_Written exercise_
Omit every picture and write out the rest of the records exactly.

# start of Input material

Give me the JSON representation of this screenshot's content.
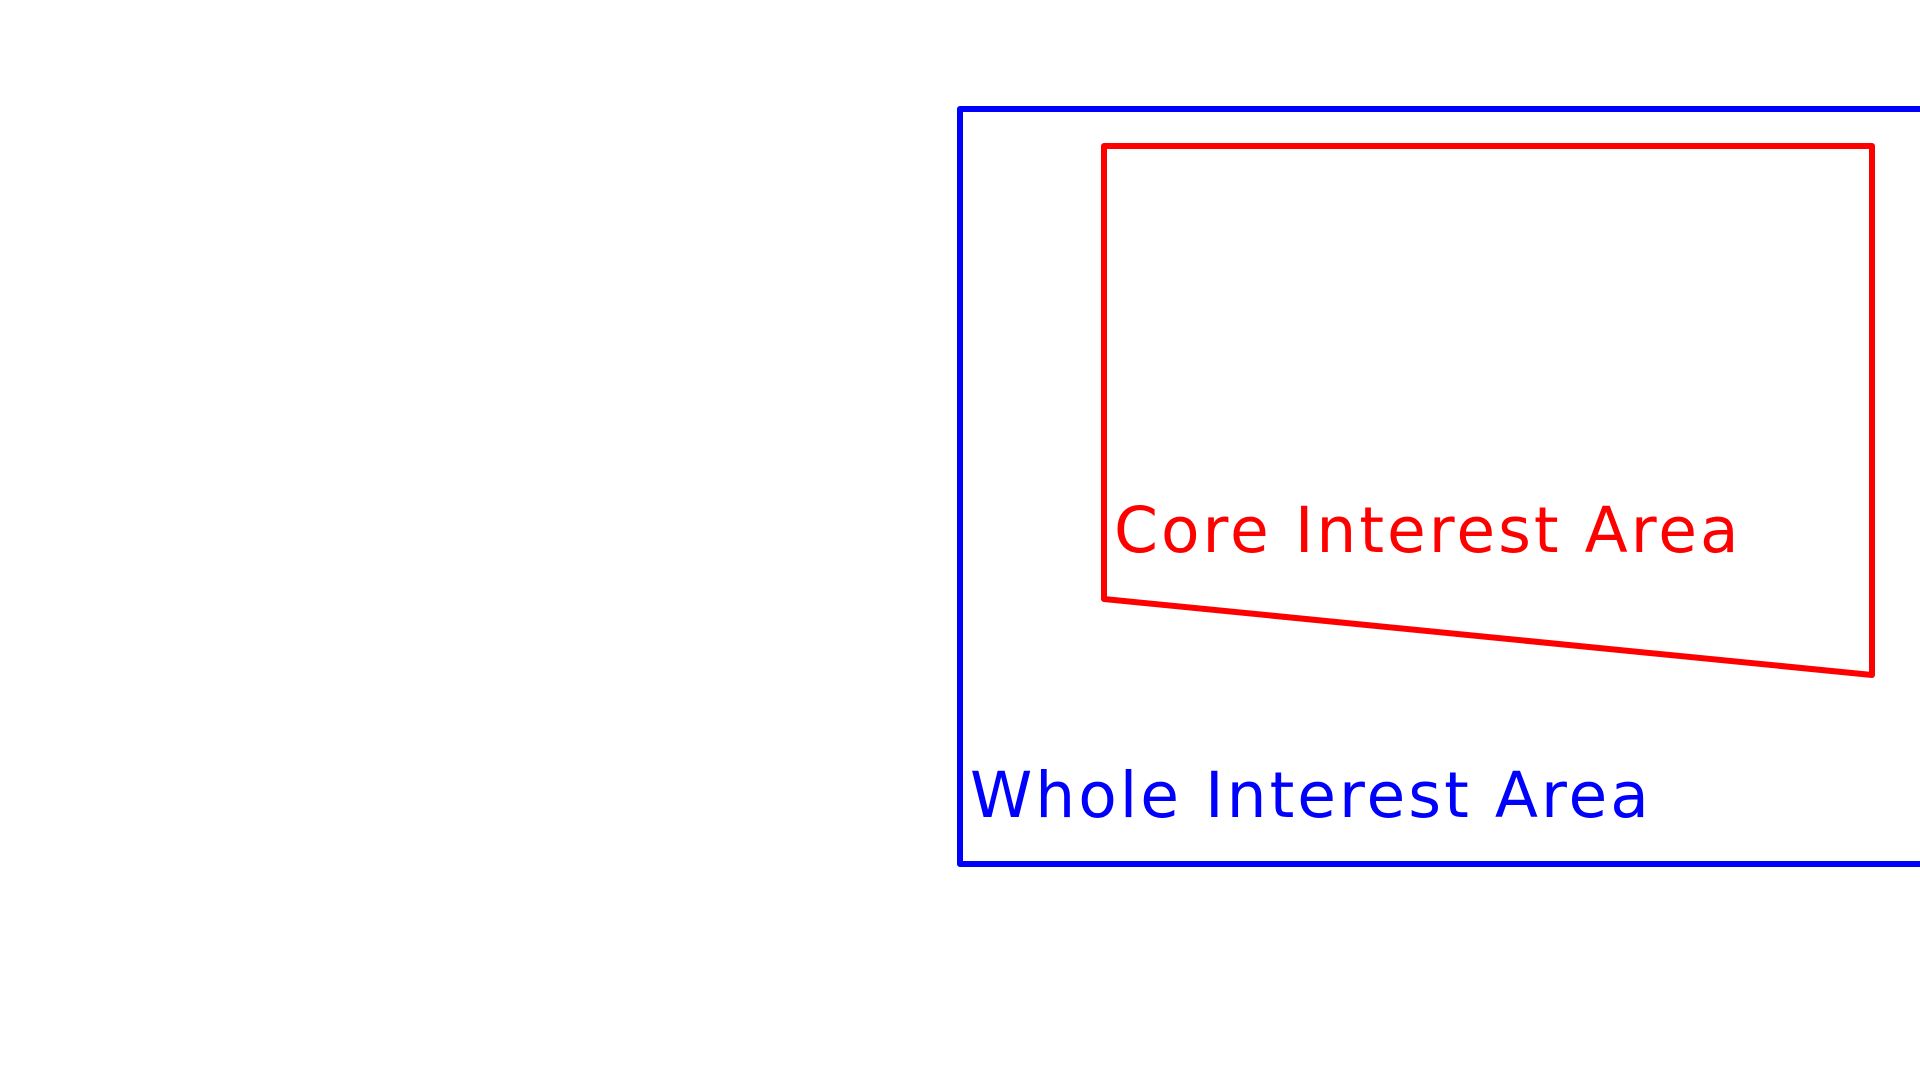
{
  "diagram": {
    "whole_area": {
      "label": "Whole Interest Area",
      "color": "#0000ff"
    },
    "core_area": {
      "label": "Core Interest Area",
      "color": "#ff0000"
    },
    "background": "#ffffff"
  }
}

# end of Input material

_Full answer_
Give me the JSON representation of this screenshot's content.
{
  "diagram": {
    "whole_area": {
      "label": "Whole Interest Area",
      "color": "#0000ff"
    },
    "core_area": {
      "label": "Core Interest Area",
      "color": "#ff0000"
    },
    "background": "#ffffff"
  }
}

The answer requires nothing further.